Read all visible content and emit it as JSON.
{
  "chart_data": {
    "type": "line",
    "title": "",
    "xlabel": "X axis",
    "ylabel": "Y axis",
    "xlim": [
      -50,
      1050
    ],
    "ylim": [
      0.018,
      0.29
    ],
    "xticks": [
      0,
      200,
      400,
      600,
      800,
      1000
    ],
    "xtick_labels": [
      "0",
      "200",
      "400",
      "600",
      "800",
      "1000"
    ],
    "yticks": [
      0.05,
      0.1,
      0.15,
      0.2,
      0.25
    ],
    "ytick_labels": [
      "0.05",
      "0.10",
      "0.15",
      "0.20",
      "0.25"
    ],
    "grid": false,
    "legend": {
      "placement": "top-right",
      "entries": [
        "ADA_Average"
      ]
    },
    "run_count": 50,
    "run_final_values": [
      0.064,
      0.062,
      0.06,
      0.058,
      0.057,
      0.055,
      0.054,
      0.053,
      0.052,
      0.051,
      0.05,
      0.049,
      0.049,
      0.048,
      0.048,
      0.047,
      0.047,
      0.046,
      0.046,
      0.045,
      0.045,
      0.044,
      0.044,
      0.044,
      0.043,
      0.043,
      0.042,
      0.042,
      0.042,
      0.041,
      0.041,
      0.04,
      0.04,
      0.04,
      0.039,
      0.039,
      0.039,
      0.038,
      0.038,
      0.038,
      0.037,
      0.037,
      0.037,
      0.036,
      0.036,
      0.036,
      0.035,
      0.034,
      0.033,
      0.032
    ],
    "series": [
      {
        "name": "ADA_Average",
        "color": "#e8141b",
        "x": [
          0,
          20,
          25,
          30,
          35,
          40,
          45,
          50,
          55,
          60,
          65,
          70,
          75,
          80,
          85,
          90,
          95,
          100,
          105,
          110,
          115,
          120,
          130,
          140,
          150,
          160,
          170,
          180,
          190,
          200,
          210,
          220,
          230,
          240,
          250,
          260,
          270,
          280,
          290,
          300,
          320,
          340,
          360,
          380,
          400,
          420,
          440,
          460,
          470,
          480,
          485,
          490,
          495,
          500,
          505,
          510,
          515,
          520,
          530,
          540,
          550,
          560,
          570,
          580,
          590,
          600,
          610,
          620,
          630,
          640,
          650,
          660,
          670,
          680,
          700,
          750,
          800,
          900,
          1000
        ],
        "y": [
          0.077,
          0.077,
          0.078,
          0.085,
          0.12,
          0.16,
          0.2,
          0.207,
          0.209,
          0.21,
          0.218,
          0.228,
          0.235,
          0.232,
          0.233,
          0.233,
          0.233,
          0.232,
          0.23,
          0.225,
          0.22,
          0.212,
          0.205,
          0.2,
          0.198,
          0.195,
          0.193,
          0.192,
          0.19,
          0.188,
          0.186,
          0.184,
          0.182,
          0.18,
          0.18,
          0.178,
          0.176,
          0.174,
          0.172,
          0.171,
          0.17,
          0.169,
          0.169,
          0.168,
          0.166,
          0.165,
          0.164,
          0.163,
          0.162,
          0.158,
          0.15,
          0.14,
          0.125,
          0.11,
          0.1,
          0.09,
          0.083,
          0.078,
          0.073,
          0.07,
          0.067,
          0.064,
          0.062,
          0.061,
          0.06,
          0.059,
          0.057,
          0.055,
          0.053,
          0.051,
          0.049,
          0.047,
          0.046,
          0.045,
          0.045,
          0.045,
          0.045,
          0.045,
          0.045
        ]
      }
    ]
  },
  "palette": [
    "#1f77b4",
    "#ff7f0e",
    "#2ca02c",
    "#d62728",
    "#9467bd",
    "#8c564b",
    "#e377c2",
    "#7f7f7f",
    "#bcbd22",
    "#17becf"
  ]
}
------------------------------------------------------------
◆ Written exercise ◆
Word for word, quote all of the data above.

◆ Solution ◆
Read all visible content and emit it as JSON.
{
  "chart_data": {
    "type": "line",
    "title": "",
    "xlabel": "X axis",
    "ylabel": "Y axis",
    "xlim": [
      -50,
      1050
    ],
    "ylim": [
      0.018,
      0.29
    ],
    "xticks": [
      0,
      200,
      400,
      600,
      800,
      1000
    ],
    "xtick_labels": [
      "0",
      "200",
      "400",
      "600",
      "800",
      "1000"
    ],
    "yticks": [
      0.05,
      0.1,
      0.15,
      0.2,
      0.25
    ],
    "ytick_labels": [
      "0.05",
      "0.10",
      "0.15",
      "0.20",
      "0.25"
    ],
    "grid": false,
    "legend": {
      "placement": "top-right",
      "entries": [
        "ADA_Average"
      ]
    },
    "run_count": 50,
    "run_final_values": [
      0.064,
      0.062,
      0.06,
      0.058,
      0.057,
      0.055,
      0.054,
      0.053,
      0.052,
      0.051,
      0.05,
      0.049,
      0.049,
      0.048,
      0.048,
      0.047,
      0.047,
      0.046,
      0.046,
      0.045,
      0.045,
      0.044,
      0.044,
      0.044,
      0.043,
      0.043,
      0.042,
      0.042,
      0.042,
      0.041,
      0.041,
      0.04,
      0.04,
      0.04,
      0.039,
      0.039,
      0.039,
      0.038,
      0.038,
      0.038,
      0.037,
      0.037,
      0.037,
      0.036,
      0.036,
      0.036,
      0.035,
      0.034,
      0.033,
      0.032
    ],
    "series": [
      {
        "name": "ADA_Average",
        "color": "#e8141b",
        "x": [
          0,
          20,
          25,
          30,
          35,
          40,
          45,
          50,
          55,
          60,
          65,
          70,
          75,
          80,
          85,
          90,
          95,
          100,
          105,
          110,
          115,
          120,
          130,
          140,
          150,
          160,
          170,
          180,
          190,
          200,
          210,
          220,
          230,
          240,
          250,
          260,
          270,
          280,
          290,
          300,
          320,
          340,
          360,
          380,
          400,
          420,
          440,
          460,
          470,
          480,
          485,
          490,
          495,
          500,
          505,
          510,
          515,
          520,
          530,
          540,
          550,
          560,
          570,
          580,
          590,
          600,
          610,
          620,
          630,
          640,
          650,
          660,
          670,
          680,
          700,
          750,
          800,
          900,
          1000
        ],
        "y": [
          0.077,
          0.077,
          0.078,
          0.085,
          0.12,
          0.16,
          0.2,
          0.207,
          0.209,
          0.21,
          0.218,
          0.228,
          0.235,
          0.232,
          0.233,
          0.233,
          0.233,
          0.232,
          0.23,
          0.225,
          0.22,
          0.212,
          0.205,
          0.2,
          0.198,
          0.195,
          0.193,
          0.192,
          0.19,
          0.188,
          0.186,
          0.184,
          0.182,
          0.18,
          0.18,
          0.178,
          0.176,
          0.174,
          0.172,
          0.171,
          0.17,
          0.169,
          0.169,
          0.168,
          0.166,
          0.165,
          0.164,
          0.163,
          0.162,
          0.158,
          0.15,
          0.14,
          0.125,
          0.11,
          0.1,
          0.09,
          0.083,
          0.078,
          0.073,
          0.07,
          0.067,
          0.064,
          0.062,
          0.061,
          0.06,
          0.059,
          0.057,
          0.055,
          0.053,
          0.051,
          0.049,
          0.047,
          0.046,
          0.045,
          0.045,
          0.045,
          0.045,
          0.045,
          0.045
        ]
      }
    ]
  },
  "palette": [
    "#1f77b4",
    "#ff7f0e",
    "#2ca02c",
    "#d62728",
    "#9467bd",
    "#8c564b",
    "#e377c2",
    "#7f7f7f",
    "#bcbd22",
    "#17becf"
  ]
}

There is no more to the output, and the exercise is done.